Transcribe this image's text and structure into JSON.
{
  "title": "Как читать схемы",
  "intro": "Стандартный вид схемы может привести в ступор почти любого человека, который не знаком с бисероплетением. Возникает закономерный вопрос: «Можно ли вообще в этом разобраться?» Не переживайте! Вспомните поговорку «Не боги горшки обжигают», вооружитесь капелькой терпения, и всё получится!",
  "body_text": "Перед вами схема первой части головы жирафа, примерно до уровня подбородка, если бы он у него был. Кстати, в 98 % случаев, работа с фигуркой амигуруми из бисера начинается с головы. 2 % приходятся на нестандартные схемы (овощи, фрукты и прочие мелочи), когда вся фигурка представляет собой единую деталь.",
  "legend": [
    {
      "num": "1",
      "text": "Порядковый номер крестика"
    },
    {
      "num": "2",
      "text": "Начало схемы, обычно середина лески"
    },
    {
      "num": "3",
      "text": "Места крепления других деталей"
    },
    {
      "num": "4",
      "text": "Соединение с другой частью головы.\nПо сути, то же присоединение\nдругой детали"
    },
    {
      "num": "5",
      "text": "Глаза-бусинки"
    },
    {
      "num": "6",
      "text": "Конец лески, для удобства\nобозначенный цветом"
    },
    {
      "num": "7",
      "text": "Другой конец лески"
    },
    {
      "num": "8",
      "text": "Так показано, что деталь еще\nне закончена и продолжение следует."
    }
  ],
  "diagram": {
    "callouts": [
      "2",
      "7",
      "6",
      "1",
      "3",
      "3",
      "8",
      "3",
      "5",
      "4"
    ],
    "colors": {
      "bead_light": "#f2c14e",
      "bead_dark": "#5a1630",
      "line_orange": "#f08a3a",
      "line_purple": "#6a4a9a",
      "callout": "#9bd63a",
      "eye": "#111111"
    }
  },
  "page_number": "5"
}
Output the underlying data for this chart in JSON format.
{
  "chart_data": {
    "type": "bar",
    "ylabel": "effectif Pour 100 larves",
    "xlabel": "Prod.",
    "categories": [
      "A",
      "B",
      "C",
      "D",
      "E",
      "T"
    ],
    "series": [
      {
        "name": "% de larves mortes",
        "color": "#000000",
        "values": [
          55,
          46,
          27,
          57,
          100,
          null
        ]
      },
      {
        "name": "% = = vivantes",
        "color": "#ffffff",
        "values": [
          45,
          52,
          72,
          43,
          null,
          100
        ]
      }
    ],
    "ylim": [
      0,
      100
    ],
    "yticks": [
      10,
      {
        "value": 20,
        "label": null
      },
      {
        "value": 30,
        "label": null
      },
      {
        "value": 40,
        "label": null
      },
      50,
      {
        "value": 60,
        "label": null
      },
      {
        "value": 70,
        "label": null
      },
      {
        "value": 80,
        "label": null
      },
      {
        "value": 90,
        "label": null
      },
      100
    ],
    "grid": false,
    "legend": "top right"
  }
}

_Task requirements:_ From the data above, gather every line that includes the word "JSON".

_Written solution:_
Transcribe this image's text and structure into JSON.
Output the underlying data for this chart in JSON format.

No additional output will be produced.